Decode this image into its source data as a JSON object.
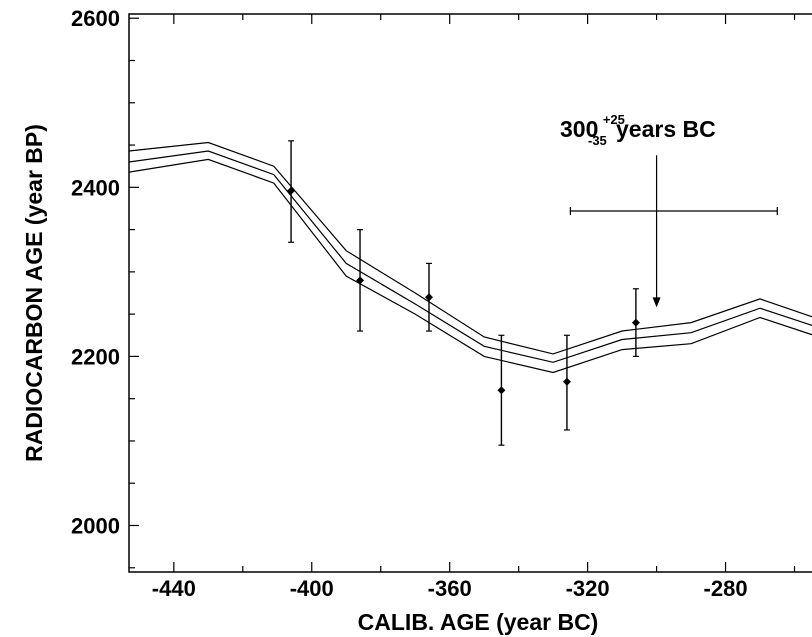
{
  "chart_data": {
    "type": "line",
    "xlabel": "CALIB. AGE (year BC)",
    "ylabel": "RADIOCARBON AGE (year BP)",
    "xlim": [
      -453,
      -250
    ],
    "ylim": [
      1945,
      2605
    ],
    "x_ticks": [
      -440,
      -400,
      -360,
      -320,
      -280
    ],
    "x_tick_labels": [
      "-440",
      "-400",
      "-360",
      "-320",
      "-280"
    ],
    "y_ticks": [
      2000,
      2200,
      2400,
      2600
    ],
    "y_tick_labels": [
      "2000",
      "2200",
      "2400",
      "2600"
    ],
    "grid": false,
    "series": [
      {
        "role": "upper",
        "x": [
          -453,
          -430,
          -411,
          -390,
          -370,
          -350,
          -330,
          -310,
          -290,
          -270,
          -250
        ],
        "y": [
          2443,
          2453,
          2425,
          2325,
          2275,
          2223,
          2203,
          2230,
          2240,
          2268,
          2240
        ]
      },
      {
        "role": "center",
        "x": [
          -453,
          -430,
          -411,
          -390,
          -370,
          -350,
          -330,
          -310,
          -290,
          -270,
          -250
        ],
        "y": [
          2430,
          2443,
          2415,
          2310,
          2262,
          2212,
          2193,
          2220,
          2228,
          2257,
          2230
        ]
      },
      {
        "role": "lower",
        "x": [
          -453,
          -430,
          -411,
          -390,
          -370,
          -350,
          -330,
          -310,
          -290,
          -270,
          -250
        ],
        "y": [
          2418,
          2433,
          2405,
          2295,
          2250,
          2200,
          2181,
          2208,
          2215,
          2246,
          2219
        ]
      }
    ],
    "measurements": [
      {
        "x": -406,
        "y": 2396,
        "low": 2335,
        "high": 2455
      },
      {
        "x": -386,
        "y": 2290,
        "low": 2230,
        "high": 2350
      },
      {
        "x": -366,
        "y": 2270,
        "low": 2230,
        "high": 2310
      },
      {
        "x": -345,
        "y": 2160,
        "low": 2095,
        "high": 2225
      },
      {
        "x": -326,
        "y": 2170,
        "low": 2113,
        "high": 2225
      },
      {
        "x": -306,
        "y": 2240,
        "low": 2200,
        "high": 2280
      }
    ],
    "result_cross": {
      "x": -300,
      "y": 2372,
      "x_low": -325,
      "x_high": -265
    },
    "result_arrow": {
      "x": -300,
      "y_from": 2438,
      "y_to": 2258
    },
    "annotation": {
      "base": "300",
      "sup": "+25",
      "sub": "-35",
      "suffix": "years BC"
    }
  }
}
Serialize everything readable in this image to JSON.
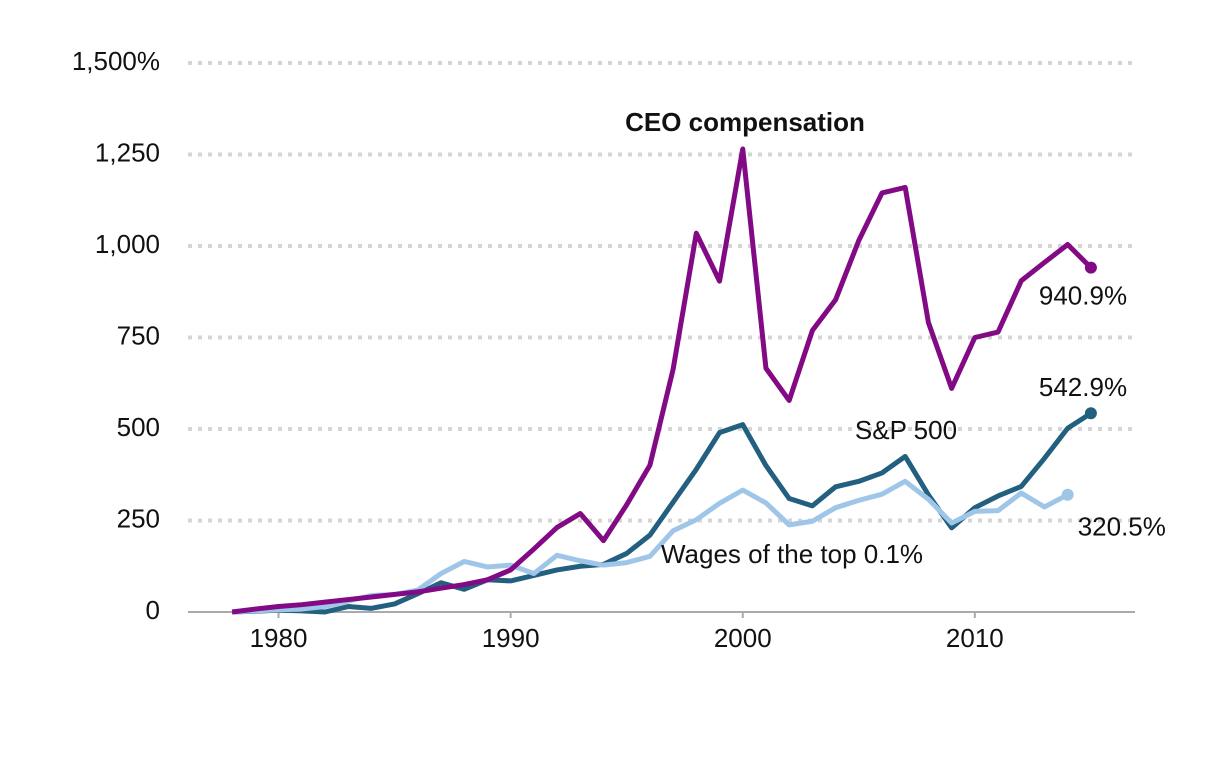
{
  "chart_data": {
    "type": "line",
    "x": [
      1978,
      1979,
      1980,
      1981,
      1982,
      1983,
      1984,
      1985,
      1986,
      1987,
      1988,
      1989,
      1990,
      1991,
      1992,
      1993,
      1994,
      1995,
      1996,
      1997,
      1998,
      1999,
      2000,
      2001,
      2002,
      2003,
      2004,
      2005,
      2006,
      2007,
      2008,
      2009,
      2010,
      2011,
      2012,
      2013,
      2014,
      2015
    ],
    "series": [
      {
        "name": "CEO compensation",
        "color": "#820a85",
        "values": [
          0,
          8,
          15,
          20,
          27,
          34,
          41,
          48,
          55,
          65,
          75,
          88,
          115,
          172,
          231,
          269,
          195,
          293,
          401,
          663,
          1035,
          904,
          1265,
          666,
          578,
          769,
          853,
          1015,
          1145,
          1160,
          791,
          611,
          750,
          765,
          905,
          955,
          1004,
          940.9
        ],
        "value_labels": [
          null,
          null,
          null,
          null,
          null,
          null,
          null,
          null,
          null,
          null,
          null,
          null,
          null,
          null,
          null,
          null,
          null,
          null,
          null,
          null,
          null,
          null,
          null,
          null,
          null,
          null,
          null,
          null,
          null,
          null,
          null,
          null,
          null,
          null,
          null,
          null,
          null,
          "940.9%"
        ]
      },
      {
        "name": "S&P 500",
        "color": "#23607f",
        "values": [
          0,
          2,
          5,
          3,
          0,
          15,
          10,
          22,
          50,
          80,
          62,
          88,
          85,
          100,
          115,
          125,
          130,
          160,
          210,
          300,
          390,
          490,
          512,
          400,
          310,
          290,
          342,
          357,
          380,
          425,
          320,
          230,
          285,
          317,
          343,
          420,
          502,
          542.9
        ],
        "value_labels": [
          null,
          null,
          null,
          null,
          null,
          null,
          null,
          null,
          null,
          null,
          null,
          null,
          null,
          null,
          null,
          null,
          null,
          null,
          null,
          null,
          null,
          null,
          null,
          null,
          null,
          null,
          null,
          null,
          null,
          null,
          null,
          null,
          null,
          null,
          null,
          null,
          null,
          "542.9%"
        ]
      },
      {
        "name": "Wages of the top 0.1%",
        "color": "#9fc6e8",
        "values": [
          0,
          3,
          6,
          8,
          15,
          30,
          45,
          48,
          60,
          105,
          138,
          123,
          128,
          105,
          155,
          140,
          128,
          135,
          152,
          222,
          252,
          297,
          333,
          298,
          238,
          248,
          285,
          305,
          322,
          357,
          308,
          243,
          275,
          277,
          325,
          287,
          320.5,
          null
        ],
        "value_labels": [
          null,
          null,
          null,
          null,
          null,
          null,
          null,
          null,
          null,
          null,
          null,
          null,
          null,
          null,
          null,
          null,
          null,
          null,
          null,
          null,
          null,
          null,
          null,
          null,
          null,
          null,
          null,
          null,
          null,
          null,
          null,
          null,
          null,
          null,
          null,
          null,
          "320.5%",
          null
        ]
      }
    ],
    "xlim": [
      1976.1,
      2016.9
    ],
    "xticks": [
      1980,
      1990,
      2000,
      2010
    ],
    "ylim": [
      0,
      1500
    ],
    "yticks": [
      0,
      250,
      500,
      750,
      {
        "value": 1000,
        "label": "1,000"
      },
      {
        "value": 1250,
        "label": "1,250"
      },
      {
        "value": 1500,
        "label": "1,500%"
      }
    ],
    "grid": true
  }
}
────────────────────────────────────────
▶ [Written request] Filter the records above and return every line that holds the word "JSON".

▶ [Written solution]
Decode this image into its source data as a JSON object.
Serialize everything readable in this image to JSON.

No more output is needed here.